• _Task details_
Look through the records and report how many lines include the word "Power", with no other words.

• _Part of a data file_
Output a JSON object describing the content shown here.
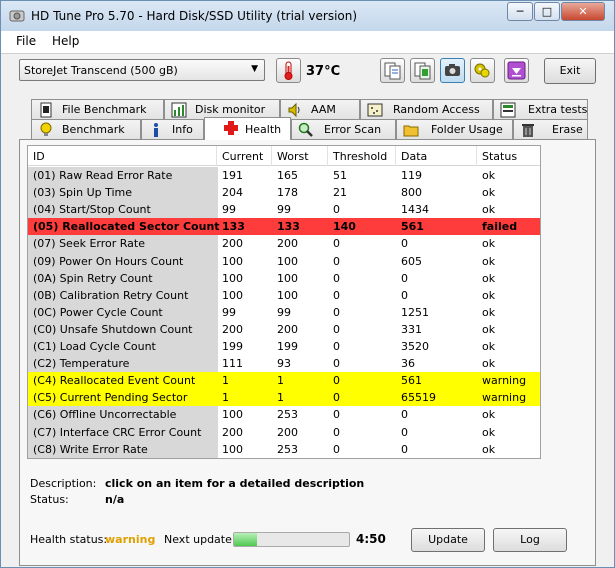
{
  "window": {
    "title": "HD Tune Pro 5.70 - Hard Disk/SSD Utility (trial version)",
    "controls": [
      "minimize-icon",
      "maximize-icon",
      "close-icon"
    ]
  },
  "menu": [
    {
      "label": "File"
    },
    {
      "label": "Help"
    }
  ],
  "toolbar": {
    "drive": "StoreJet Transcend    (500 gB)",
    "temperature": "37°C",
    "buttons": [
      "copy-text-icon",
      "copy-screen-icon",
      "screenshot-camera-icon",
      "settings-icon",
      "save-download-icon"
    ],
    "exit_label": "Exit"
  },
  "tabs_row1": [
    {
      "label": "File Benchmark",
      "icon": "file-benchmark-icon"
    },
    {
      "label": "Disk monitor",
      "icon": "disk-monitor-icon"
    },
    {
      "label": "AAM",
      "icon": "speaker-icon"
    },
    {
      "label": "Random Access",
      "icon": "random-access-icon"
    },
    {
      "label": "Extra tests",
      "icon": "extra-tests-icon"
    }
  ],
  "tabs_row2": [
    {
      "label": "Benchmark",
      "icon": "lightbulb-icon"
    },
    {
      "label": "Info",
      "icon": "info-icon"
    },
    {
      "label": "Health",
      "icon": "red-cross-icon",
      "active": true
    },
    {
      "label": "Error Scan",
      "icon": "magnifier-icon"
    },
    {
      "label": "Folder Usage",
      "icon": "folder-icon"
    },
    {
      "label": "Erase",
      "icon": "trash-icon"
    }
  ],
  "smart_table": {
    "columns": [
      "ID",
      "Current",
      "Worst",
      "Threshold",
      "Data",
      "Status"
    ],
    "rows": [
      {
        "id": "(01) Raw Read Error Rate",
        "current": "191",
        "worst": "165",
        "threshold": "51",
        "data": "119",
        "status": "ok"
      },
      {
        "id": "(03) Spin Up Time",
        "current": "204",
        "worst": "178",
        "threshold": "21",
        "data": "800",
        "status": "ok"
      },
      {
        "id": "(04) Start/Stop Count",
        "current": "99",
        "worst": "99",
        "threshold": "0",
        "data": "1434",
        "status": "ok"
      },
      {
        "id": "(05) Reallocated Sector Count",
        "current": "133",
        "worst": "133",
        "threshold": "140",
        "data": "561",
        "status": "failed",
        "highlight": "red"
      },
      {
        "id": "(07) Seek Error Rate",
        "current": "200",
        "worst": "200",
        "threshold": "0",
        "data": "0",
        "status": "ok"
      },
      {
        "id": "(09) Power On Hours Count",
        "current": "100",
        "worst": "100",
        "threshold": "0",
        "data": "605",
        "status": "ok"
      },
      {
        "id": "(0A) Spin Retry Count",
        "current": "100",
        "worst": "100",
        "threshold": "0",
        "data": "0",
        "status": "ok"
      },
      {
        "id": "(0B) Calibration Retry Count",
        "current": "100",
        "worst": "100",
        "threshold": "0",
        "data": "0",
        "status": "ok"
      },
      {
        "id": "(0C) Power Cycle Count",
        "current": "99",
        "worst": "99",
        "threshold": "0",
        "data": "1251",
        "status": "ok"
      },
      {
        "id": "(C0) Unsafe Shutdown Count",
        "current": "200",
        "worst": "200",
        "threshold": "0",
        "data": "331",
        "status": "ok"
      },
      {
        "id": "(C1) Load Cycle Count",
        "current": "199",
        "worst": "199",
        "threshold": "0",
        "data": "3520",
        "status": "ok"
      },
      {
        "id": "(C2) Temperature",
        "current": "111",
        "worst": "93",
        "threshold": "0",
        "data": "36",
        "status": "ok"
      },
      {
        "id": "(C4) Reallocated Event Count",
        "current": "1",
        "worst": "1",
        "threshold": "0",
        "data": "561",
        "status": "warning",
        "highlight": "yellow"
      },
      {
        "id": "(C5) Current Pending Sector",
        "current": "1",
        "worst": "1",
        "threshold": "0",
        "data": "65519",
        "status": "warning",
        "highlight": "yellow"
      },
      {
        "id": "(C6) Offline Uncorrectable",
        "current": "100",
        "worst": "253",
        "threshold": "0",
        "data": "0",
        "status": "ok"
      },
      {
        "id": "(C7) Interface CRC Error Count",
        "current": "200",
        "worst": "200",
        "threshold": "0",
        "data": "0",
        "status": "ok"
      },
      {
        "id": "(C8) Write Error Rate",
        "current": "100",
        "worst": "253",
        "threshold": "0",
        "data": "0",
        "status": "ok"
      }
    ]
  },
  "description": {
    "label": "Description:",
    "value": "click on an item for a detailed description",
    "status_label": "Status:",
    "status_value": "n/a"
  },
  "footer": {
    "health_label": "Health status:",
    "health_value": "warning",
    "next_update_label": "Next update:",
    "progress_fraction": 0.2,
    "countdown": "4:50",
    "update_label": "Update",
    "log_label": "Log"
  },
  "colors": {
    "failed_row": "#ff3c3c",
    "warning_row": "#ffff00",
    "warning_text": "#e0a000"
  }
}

• _Completed task_
2